Collected data entries
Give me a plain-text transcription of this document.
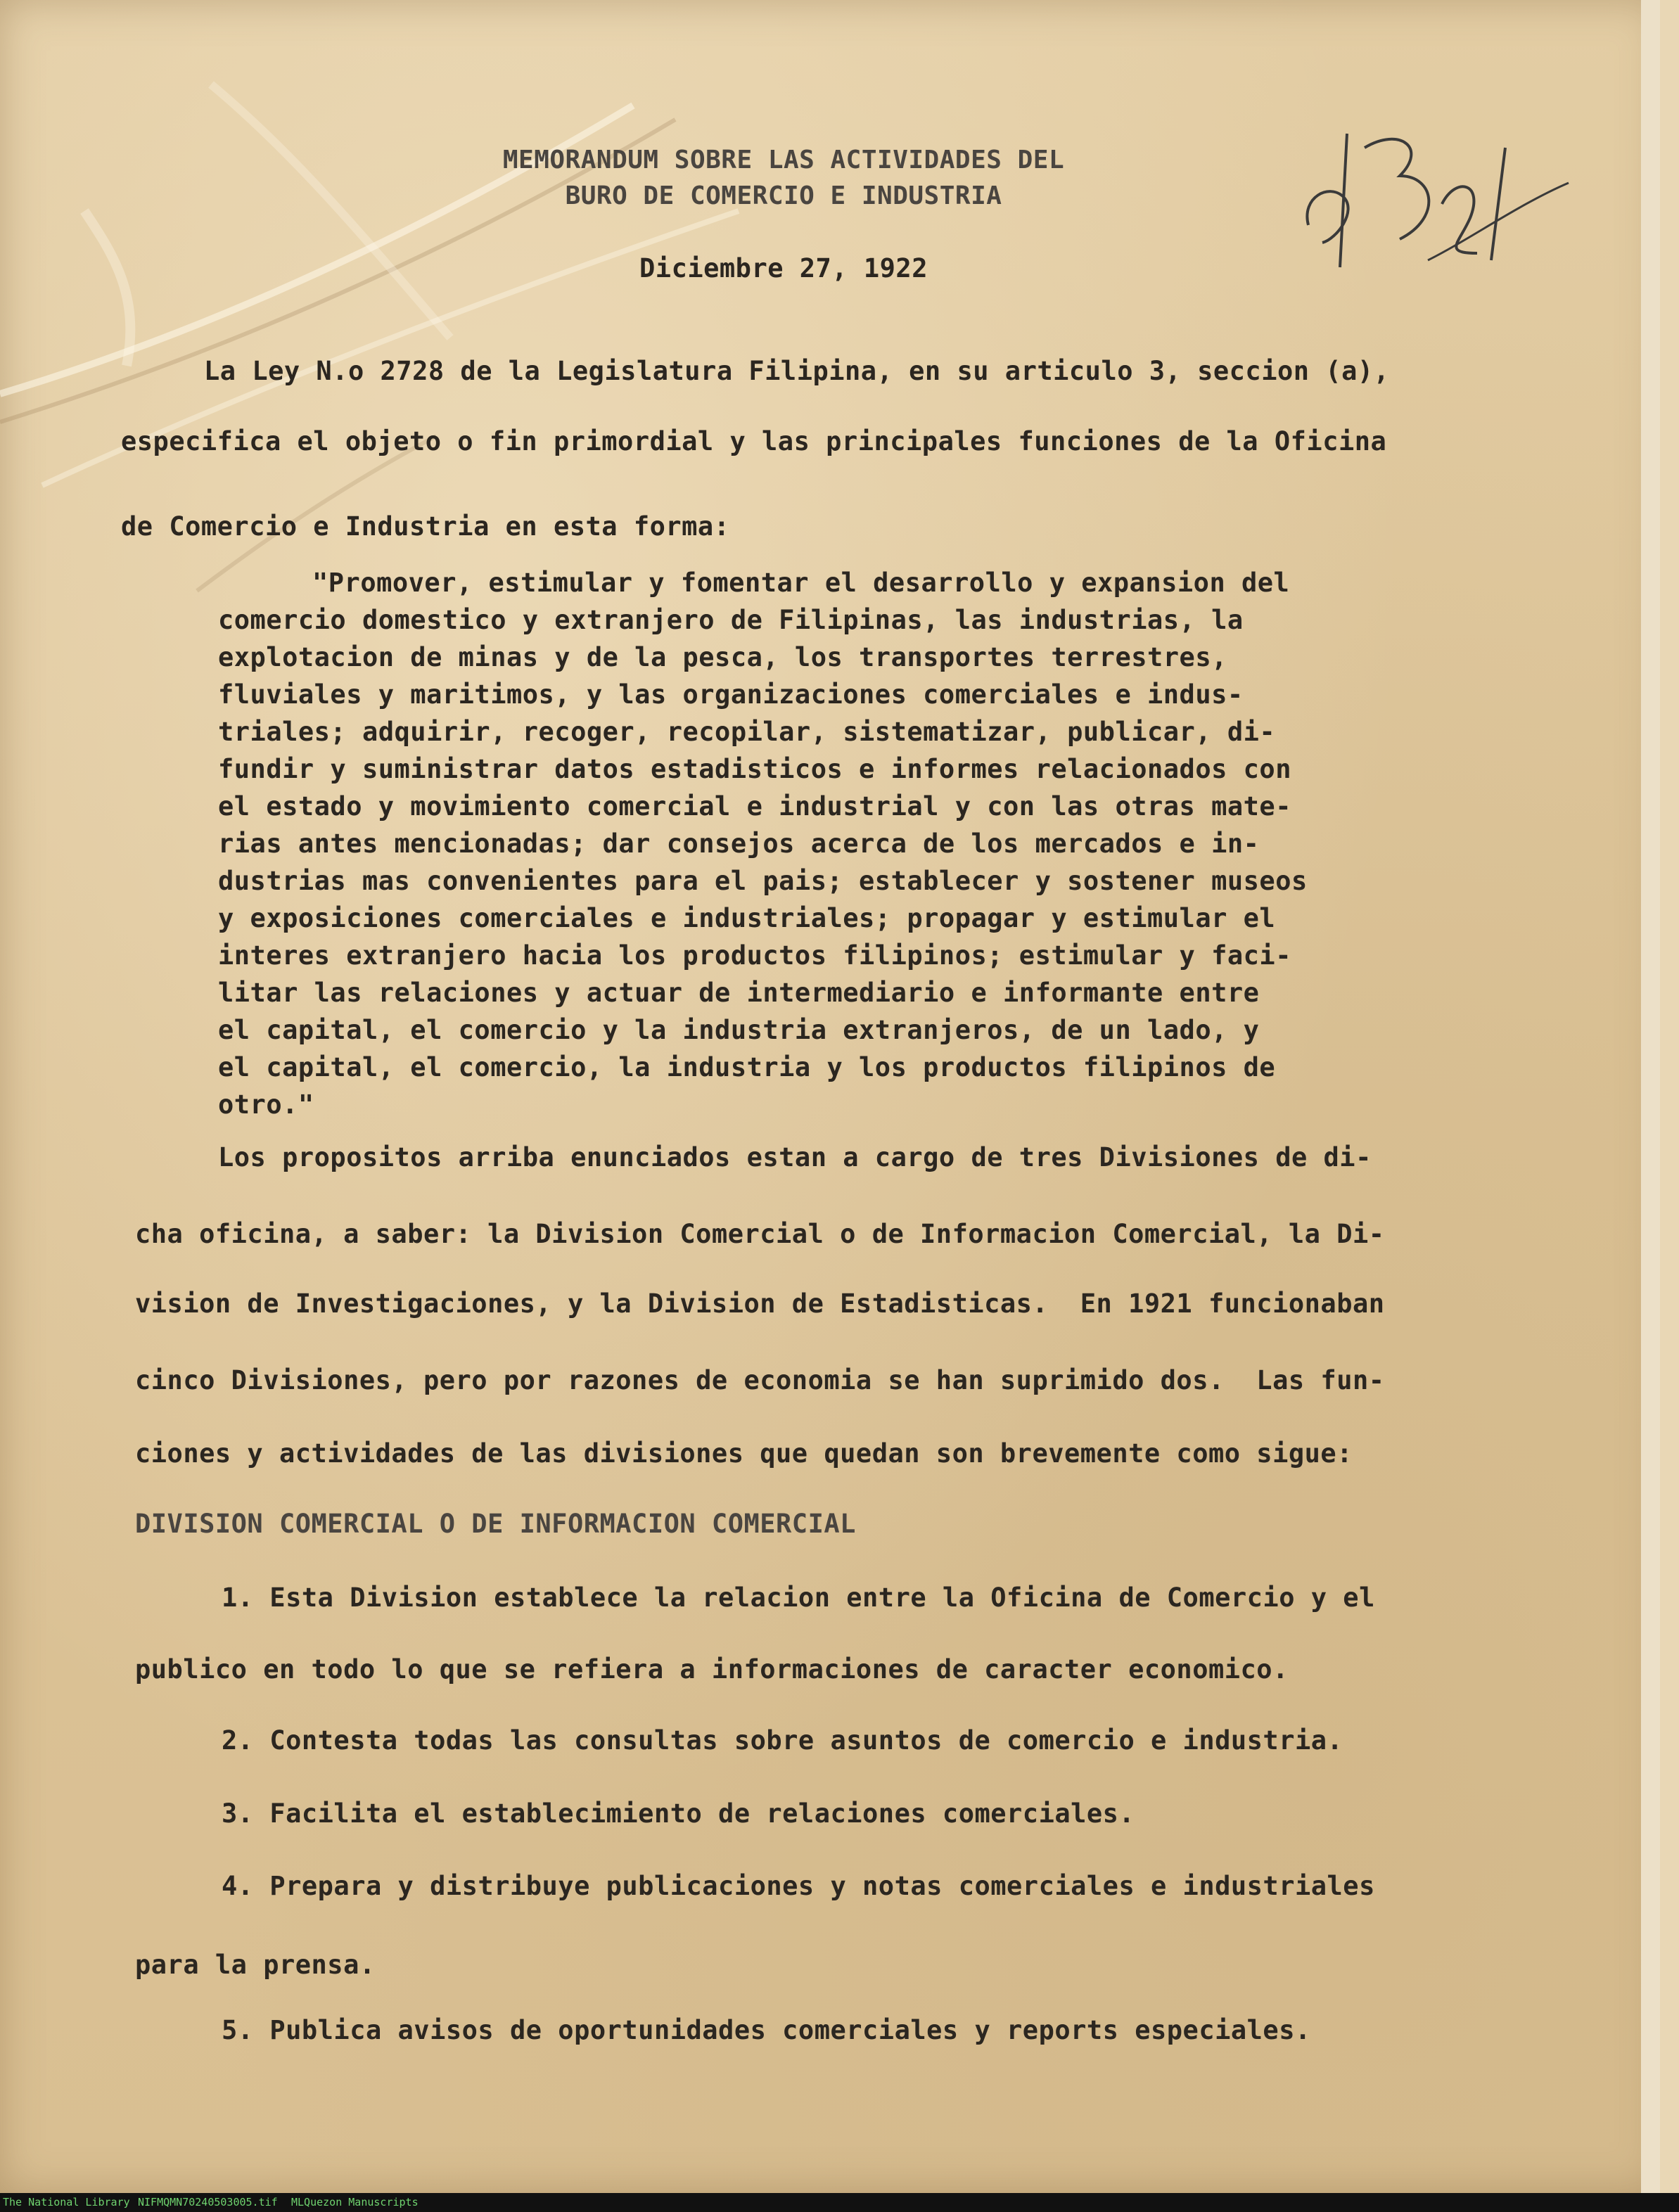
MEMORANDUM SOBRE LAS ACTIVIDADES DEL
BURO DE COMERCIO E INDUSTRIA
Diciembre 27, 1922
La Ley N.o 2728 de la Legislatura Filipina, en su articulo 3, seccion (a),
especifica el objeto o fin primordial y las principales funciones de la Oficina
de Comercio e Industria en esta forma:
"Promover, estimular y fomentar el desarrollo y expansion del
comercio domestico y extranjero de Filipinas, las industrias, la
explotacion de minas y de la pesca, los transportes terrestres,
fluviales y maritimos, y las organizaciones comerciales e indus-
triales; adquirir, recoger, recopilar, sistematizar, publicar, di-
fundir y suministrar datos estadisticos e informes relacionados con
el estado y movimiento comercial e industrial y con las otras mate-
rias antes mencionadas; dar consejos acerca de los mercados e in-
dustrias mas convenientes para el pais; establecer y sostener museos
y exposiciones comerciales e industriales; propagar y estimular el
interes extranjero hacia los productos filipinos; estimular y faci-
litar las relaciones y actuar de intermediario e informante entre
el capital, el comercio y la industria extranjeros, de un lado, y
el capital, el comercio, la industria y los productos filipinos de
otro."
Los propositos arriba enunciados estan a cargo de tres Divisiones de di-
cha oficina, a saber: la Division Comercial o de Informacion Comercial, la Di-
vision de Investigaciones, y la Division de Estadisticas.  En 1921 funcionaban
cinco Divisiones, pero por razones de economia se han suprimido dos.  Las fun-
ciones y actividades de las divisiones que quedan son brevemente como sigue:
DIVISION COMERCIAL O DE INFORMACION COMERCIAL
1. Esta Division establece la relacion entre la Oficina de Comercio y el
publico en todo lo que se refiera a informaciones de caracter economico.
2. Contesta todas las consultas sobre asuntos de comercio e industria.
3. Facilita el establecimiento de relaciones comerciales.
4. Prepara y distribuye publicaciones y notas comerciales e industriales
para la prensa.
5. Publica avisos de oportunidades comerciales y reports especiales.
The National Library NIFMQMN70240503005.tif MLQuezon Manuscripts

• _Task details_
Go through the material above and print all of it exactly, except the pictures.

• _Right answer_
Give me a plain-text transcription of this document.
MEMORANDUM SOBRE LAS ACTIVIDADES DEL
BURO DE COMERCIO E INDUSTRIA
Diciembre 27, 1922
La Ley N.o 2728 de la Legislatura Filipina, en su articulo 3, seccion (a),
especifica el objeto o fin primordial y las principales funciones de la Oficina
de Comercio e Industria en esta forma:
"Promover, estimular y fomentar el desarrollo y expansion del
comercio domestico y extranjero de Filipinas, las industrias, la
explotacion de minas y de la pesca, los transportes terrestres,
fluviales y maritimos, y las organizaciones comerciales e indus-
triales; adquirir, recoger, recopilar, sistematizar, publicar, di-
fundir y suministrar datos estadisticos e informes relacionados con
el estado y movimiento comercial e industrial y con las otras mate-
rias antes mencionadas; dar consejos acerca de los mercados e in-
dustrias mas convenientes para el pais; establecer y sostener museos
y exposiciones comerciales e industriales; propagar y estimular el
interes extranjero hacia los productos filipinos; estimular y faci-
litar las relaciones y actuar de intermediario e informante entre
el capital, el comercio y la industria extranjeros, de un lado, y
el capital, el comercio, la industria y los productos filipinos de
otro."
Los propositos arriba enunciados estan a cargo de tres Divisiones de di-
cha oficina, a saber: la Division Comercial o de Informacion Comercial, la Di-
vision de Investigaciones, y la Division de Estadisticas.  En 1921 funcionaban
cinco Divisiones, pero por razones de economia se han suprimido dos.  Las fun-
ciones y actividades de las divisiones que quedan son brevemente como sigue:
DIVISION COMERCIAL O DE INFORMACION COMERCIAL
1. Esta Division establece la relacion entre la Oficina de Comercio y el
publico en todo lo que se refiera a informaciones de caracter economico.
2. Contesta todas las consultas sobre asuntos de comercio e industria.
3. Facilita el establecimiento de relaciones comerciales.
4. Prepara y distribuye publicaciones y notas comerciales e industriales
para la prensa.
5. Publica avisos de oportunidades comerciales y reports especiales.
The National Library NIFMQMN70240503005.tif MLQuezon Manuscripts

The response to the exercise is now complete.